### Stated goal:
Determine how many lines contain the string "under", then reply with that figure only.

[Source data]
********

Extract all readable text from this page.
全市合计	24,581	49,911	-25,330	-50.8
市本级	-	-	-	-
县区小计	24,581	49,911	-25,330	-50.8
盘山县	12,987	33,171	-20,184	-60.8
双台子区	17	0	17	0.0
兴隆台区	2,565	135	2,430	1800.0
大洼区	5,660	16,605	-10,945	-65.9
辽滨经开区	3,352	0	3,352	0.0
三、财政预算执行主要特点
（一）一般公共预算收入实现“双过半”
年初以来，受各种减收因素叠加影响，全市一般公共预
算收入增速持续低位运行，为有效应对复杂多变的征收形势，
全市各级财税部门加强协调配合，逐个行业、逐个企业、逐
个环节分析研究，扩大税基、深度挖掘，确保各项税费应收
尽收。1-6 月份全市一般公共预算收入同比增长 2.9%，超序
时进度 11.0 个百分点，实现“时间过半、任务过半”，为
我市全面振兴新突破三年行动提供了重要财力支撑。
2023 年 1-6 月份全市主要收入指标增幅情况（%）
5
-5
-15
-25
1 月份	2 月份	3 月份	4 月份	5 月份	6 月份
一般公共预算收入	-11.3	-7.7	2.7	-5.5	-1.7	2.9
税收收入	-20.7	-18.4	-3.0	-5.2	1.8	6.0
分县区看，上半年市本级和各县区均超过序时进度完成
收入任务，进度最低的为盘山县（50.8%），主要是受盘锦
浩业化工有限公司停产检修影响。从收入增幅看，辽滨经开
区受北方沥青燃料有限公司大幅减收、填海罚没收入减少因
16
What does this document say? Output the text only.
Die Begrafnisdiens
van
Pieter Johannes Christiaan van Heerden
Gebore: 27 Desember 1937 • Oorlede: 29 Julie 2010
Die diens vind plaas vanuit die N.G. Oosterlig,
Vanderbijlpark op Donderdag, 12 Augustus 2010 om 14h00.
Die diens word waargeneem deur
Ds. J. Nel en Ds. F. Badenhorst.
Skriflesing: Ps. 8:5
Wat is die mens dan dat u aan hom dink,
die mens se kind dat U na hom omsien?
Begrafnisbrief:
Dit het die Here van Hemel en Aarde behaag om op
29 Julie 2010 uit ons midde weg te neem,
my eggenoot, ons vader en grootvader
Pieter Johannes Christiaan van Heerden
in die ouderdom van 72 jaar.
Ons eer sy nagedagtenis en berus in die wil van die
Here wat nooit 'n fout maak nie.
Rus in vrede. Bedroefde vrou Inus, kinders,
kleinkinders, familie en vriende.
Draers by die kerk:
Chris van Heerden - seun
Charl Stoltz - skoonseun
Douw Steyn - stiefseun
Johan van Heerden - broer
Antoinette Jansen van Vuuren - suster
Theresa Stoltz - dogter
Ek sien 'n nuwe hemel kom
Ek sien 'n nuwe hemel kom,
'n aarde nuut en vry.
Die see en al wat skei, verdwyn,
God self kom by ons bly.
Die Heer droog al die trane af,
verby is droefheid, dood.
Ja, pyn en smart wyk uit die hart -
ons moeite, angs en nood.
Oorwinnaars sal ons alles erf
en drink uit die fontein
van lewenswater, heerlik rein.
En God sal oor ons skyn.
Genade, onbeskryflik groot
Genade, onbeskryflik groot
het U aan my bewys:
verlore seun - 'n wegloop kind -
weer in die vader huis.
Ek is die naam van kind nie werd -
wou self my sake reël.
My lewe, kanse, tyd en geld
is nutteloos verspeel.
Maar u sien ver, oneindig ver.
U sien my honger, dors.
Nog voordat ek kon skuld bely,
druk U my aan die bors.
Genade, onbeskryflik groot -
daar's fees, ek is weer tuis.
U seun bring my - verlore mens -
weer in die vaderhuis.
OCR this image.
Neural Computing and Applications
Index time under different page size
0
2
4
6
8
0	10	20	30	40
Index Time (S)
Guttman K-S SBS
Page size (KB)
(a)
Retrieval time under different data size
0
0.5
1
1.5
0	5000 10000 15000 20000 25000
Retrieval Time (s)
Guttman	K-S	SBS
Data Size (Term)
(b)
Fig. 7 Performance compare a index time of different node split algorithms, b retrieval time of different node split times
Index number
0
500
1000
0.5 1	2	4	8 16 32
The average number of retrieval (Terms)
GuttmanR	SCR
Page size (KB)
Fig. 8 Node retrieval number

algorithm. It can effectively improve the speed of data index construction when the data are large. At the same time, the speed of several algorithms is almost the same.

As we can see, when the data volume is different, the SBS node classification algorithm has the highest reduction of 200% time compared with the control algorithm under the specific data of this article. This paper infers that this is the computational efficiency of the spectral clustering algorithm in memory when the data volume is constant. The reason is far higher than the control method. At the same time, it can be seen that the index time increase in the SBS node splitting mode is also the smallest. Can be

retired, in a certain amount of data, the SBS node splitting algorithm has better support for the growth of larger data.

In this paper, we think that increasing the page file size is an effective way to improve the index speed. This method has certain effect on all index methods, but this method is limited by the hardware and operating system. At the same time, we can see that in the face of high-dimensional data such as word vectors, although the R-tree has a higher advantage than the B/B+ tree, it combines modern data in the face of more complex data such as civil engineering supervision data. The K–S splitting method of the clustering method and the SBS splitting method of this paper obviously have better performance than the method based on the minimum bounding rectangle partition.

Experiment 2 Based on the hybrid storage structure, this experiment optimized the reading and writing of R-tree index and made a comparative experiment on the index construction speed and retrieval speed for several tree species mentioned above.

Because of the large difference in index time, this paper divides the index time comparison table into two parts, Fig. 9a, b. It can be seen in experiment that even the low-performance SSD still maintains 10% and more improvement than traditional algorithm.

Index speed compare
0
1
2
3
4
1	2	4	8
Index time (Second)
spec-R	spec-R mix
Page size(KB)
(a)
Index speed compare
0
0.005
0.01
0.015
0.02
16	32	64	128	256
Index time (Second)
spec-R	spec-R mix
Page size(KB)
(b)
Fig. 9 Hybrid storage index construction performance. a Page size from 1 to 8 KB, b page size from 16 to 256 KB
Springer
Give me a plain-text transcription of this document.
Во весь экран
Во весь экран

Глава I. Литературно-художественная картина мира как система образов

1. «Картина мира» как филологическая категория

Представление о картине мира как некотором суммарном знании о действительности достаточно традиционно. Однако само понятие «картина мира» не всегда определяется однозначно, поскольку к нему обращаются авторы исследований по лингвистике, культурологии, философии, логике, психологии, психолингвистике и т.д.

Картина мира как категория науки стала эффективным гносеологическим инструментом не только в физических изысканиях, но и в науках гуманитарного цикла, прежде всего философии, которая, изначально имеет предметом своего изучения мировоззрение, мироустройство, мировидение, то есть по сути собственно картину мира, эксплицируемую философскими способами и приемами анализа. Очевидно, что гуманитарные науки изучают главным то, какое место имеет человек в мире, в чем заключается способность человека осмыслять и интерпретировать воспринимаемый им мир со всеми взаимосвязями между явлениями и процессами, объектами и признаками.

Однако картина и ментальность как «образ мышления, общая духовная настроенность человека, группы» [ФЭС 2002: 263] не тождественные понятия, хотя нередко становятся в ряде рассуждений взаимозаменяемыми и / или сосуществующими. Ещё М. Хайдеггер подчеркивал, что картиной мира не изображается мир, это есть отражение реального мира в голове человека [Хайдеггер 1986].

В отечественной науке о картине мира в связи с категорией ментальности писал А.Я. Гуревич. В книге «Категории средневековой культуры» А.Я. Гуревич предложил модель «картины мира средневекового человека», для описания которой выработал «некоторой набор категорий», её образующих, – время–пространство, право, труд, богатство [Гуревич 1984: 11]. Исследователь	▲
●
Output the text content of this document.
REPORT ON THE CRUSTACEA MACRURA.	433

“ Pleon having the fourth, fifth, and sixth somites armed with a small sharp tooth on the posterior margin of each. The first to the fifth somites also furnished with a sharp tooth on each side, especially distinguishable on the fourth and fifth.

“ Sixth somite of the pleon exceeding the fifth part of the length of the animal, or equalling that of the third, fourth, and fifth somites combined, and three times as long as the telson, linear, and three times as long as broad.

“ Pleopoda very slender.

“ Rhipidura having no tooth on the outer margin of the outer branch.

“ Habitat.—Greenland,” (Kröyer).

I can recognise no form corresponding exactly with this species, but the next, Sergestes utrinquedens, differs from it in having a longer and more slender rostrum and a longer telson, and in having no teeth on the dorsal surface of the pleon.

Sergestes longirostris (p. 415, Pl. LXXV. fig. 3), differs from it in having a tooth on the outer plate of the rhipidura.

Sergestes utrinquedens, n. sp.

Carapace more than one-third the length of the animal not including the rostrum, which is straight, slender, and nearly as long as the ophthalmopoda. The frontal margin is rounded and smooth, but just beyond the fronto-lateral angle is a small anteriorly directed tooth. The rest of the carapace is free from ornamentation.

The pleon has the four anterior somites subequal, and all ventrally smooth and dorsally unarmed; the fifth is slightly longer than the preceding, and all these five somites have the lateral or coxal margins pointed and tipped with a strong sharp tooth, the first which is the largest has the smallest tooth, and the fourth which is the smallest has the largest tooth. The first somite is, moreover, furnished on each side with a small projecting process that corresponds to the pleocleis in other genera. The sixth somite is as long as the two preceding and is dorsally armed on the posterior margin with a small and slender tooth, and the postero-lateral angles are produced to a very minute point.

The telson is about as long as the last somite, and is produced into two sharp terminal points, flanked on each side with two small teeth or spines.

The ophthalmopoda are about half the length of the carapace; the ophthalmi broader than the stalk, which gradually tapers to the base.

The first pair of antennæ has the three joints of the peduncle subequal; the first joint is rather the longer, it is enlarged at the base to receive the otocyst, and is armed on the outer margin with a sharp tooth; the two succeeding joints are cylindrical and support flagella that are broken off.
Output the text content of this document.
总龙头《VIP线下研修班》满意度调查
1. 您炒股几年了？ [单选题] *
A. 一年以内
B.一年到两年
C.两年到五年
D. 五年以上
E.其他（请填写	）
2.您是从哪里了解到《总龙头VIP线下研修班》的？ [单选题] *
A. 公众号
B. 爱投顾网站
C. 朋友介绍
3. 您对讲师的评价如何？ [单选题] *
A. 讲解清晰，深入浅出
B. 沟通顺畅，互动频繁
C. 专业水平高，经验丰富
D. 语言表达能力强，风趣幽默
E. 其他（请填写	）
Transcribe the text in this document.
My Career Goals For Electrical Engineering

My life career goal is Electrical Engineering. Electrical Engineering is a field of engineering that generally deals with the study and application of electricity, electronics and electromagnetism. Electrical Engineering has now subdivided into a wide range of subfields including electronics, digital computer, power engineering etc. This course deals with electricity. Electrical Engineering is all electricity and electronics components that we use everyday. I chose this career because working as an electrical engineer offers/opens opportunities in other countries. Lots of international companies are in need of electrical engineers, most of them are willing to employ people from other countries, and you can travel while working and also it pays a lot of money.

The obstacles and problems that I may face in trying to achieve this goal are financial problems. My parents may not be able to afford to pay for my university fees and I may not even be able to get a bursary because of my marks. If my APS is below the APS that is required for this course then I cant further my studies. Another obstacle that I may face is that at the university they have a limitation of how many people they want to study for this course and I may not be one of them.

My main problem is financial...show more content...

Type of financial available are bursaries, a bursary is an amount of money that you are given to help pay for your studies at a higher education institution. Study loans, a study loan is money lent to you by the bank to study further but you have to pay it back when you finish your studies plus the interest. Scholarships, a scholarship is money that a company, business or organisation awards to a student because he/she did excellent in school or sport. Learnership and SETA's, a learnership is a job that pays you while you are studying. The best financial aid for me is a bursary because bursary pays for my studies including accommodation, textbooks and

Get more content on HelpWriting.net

********

### Response:
3